• _Problem requirements_
The entries need to be copied exactly.

• _Structured figure records_

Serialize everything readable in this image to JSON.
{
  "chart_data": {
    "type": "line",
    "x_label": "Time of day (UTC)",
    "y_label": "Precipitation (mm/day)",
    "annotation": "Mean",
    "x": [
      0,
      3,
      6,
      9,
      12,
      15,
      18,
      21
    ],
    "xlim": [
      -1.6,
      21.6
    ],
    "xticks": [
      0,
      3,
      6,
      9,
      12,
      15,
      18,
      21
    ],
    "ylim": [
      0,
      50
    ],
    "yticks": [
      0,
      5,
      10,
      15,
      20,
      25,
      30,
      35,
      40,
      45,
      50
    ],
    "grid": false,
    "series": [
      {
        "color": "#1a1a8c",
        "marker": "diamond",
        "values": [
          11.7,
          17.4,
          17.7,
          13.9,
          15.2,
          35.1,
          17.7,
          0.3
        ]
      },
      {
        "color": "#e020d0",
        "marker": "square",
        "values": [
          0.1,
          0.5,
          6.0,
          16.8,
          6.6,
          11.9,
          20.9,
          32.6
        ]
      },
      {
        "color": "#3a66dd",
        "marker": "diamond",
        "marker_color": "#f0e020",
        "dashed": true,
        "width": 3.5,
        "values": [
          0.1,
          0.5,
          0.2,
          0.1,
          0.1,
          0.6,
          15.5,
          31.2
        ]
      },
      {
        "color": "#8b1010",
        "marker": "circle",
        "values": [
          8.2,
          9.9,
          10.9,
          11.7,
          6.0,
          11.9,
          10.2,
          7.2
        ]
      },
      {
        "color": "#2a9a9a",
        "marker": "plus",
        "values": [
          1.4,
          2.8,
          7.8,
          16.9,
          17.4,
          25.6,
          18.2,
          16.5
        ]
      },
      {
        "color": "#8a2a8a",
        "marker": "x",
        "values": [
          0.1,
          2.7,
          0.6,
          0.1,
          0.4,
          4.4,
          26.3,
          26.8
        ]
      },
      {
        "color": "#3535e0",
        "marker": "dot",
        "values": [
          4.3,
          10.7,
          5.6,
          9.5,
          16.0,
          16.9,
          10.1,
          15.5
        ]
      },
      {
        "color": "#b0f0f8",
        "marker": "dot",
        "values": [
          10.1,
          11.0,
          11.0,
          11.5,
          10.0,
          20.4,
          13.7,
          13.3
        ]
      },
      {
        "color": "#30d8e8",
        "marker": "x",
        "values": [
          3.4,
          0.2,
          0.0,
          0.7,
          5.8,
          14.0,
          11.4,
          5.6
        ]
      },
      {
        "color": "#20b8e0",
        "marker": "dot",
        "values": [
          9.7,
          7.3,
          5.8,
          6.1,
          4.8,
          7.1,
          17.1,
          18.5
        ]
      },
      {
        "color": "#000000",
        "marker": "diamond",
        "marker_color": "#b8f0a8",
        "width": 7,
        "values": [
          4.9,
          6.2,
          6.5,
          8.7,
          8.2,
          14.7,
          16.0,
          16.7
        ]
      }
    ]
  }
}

• _Finished task_
Serialize everything readable in this image to JSON.
{
  "chart_data": {
    "type": "line",
    "x_label": "Time of day (UTC)",
    "y_label": "Precipitation (mm/day)",
    "annotation": "Mean",
    "x": [
      0,
      3,
      6,
      9,
      12,
      15,
      18,
      21
    ],
    "xlim": [
      -1.6,
      21.6
    ],
    "xticks": [
      0,
      3,
      6,
      9,
      12,
      15,
      18,
      21
    ],
    "ylim": [
      0,
      50
    ],
    "yticks": [
      0,
      5,
      10,
      15,
      20,
      25,
      30,
      35,
      40,
      45,
      50
    ],
    "grid": false,
    "series": [
      {
        "color": "#1a1a8c",
        "marker": "diamond",
        "values": [
          11.7,
          17.4,
          17.7,
          13.9,
          15.2,
          35.1,
          17.7,
          0.3
        ]
      },
      {
        "color": "#e020d0",
        "marker": "square",
        "values": [
          0.1,
          0.5,
          6.0,
          16.8,
          6.6,
          11.9,
          20.9,
          32.6
        ]
      },
      {
        "color": "#3a66dd",
        "marker": "diamond",
        "marker_color": "#f0e020",
        "dashed": true,
        "width": 3.5,
        "values": [
          0.1,
          0.5,
          0.2,
          0.1,
          0.1,
          0.6,
          15.5,
          31.2
        ]
      },
      {
        "color": "#8b1010",
        "marker": "circle",
        "values": [
          8.2,
          9.9,
          10.9,
          11.7,
          6.0,
          11.9,
          10.2,
          7.2
        ]
      },
      {
        "color": "#2a9a9a",
        "marker": "plus",
        "values": [
          1.4,
          2.8,
          7.8,
          16.9,
          17.4,
          25.6,
          18.2,
          16.5
        ]
      },
      {
        "color": "#8a2a8a",
        "marker": "x",
        "values": [
          0.1,
          2.7,
          0.6,
          0.1,
          0.4,
          4.4,
          26.3,
          26.8
        ]
      },
      {
        "color": "#3535e0",
        "marker": "dot",
        "values": [
          4.3,
          10.7,
          5.6,
          9.5,
          16.0,
          16.9,
          10.1,
          15.5
        ]
      },
      {
        "color": "#b0f0f8",
        "marker": "dot",
        "values": [
          10.1,
          11.0,
          11.0,
          11.5,
          10.0,
          20.4,
          13.7,
          13.3
        ]
      },
      {
        "color": "#30d8e8",
        "marker": "x",
        "values": [
          3.4,
          0.2,
          0.0,
          0.7,
          5.8,
          14.0,
          11.4,
          5.6
        ]
      },
      {
        "color": "#20b8e0",
        "marker": "dot",
        "values": [
          9.7,
          7.3,
          5.8,
          6.1,
          4.8,
          7.1,
          17.1,
          18.5
        ]
      },
      {
        "color": "#000000",
        "marker": "diamond",
        "marker_color": "#b8f0a8",
        "width": 7,
        "values": [
          4.9,
          6.2,
          6.5,
          8.7,
          8.2,
          14.7,
          16.0,
          16.7
        ]
      }
    ]
  }
}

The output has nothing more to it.